• [Source data]:
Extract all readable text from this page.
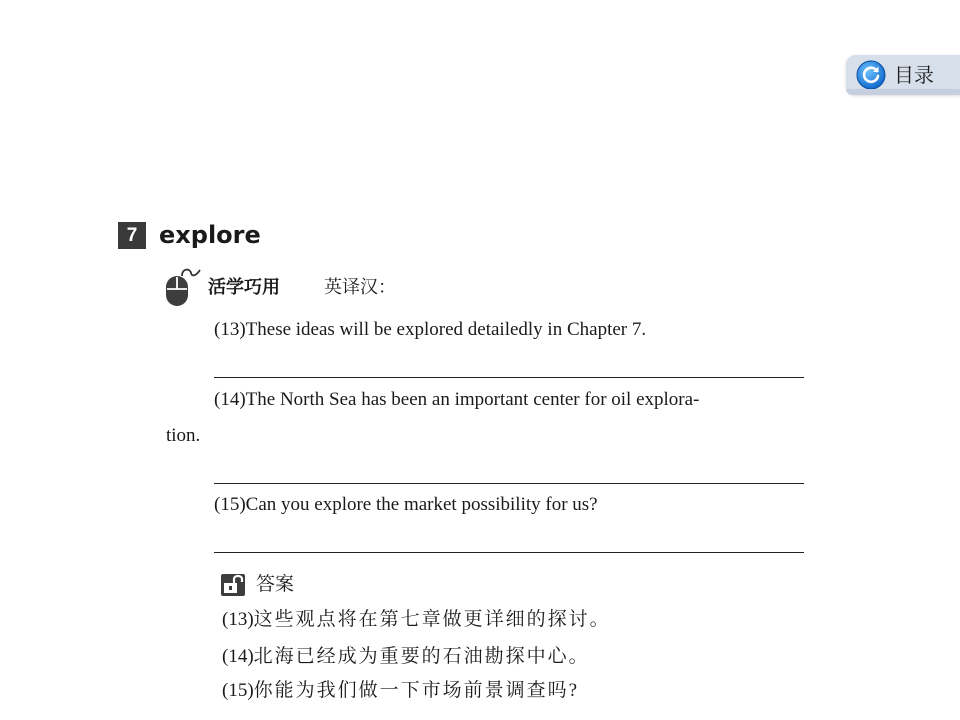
目录
7 explore
活学巧用 英译汉：
(13)These ideas will be explored detailedly in Chapter 7.
(14)The North Sea has been an important center for oil explora-
tion.
(15)Can you explore the market possibility for us?
答案
(13)这些观点将在第七章做更详细的探讨。
(14)北海已经成为重要的石油勘探中心。
(15)你能为我们做一下市场前景调查吗?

• [What the exercise asks]: Transcribe the preceding listing in its entirety and with exact wording, leaving out pictures.

• [Solution to the problem]:
Extract all readable text from this page.
目录
7 explore
活学巧用 英译汉：
(13)These ideas will be explored detailedly in Chapter 7.
(14)The North Sea has been an important center for oil explora-
tion.
(15)Can you explore the market possibility for us?
答案
(13)这些观点将在第七章做更详细的探讨。
(14)北海已经成为重要的石油勘探中心。
(15)你能为我们做一下市场前景调查吗?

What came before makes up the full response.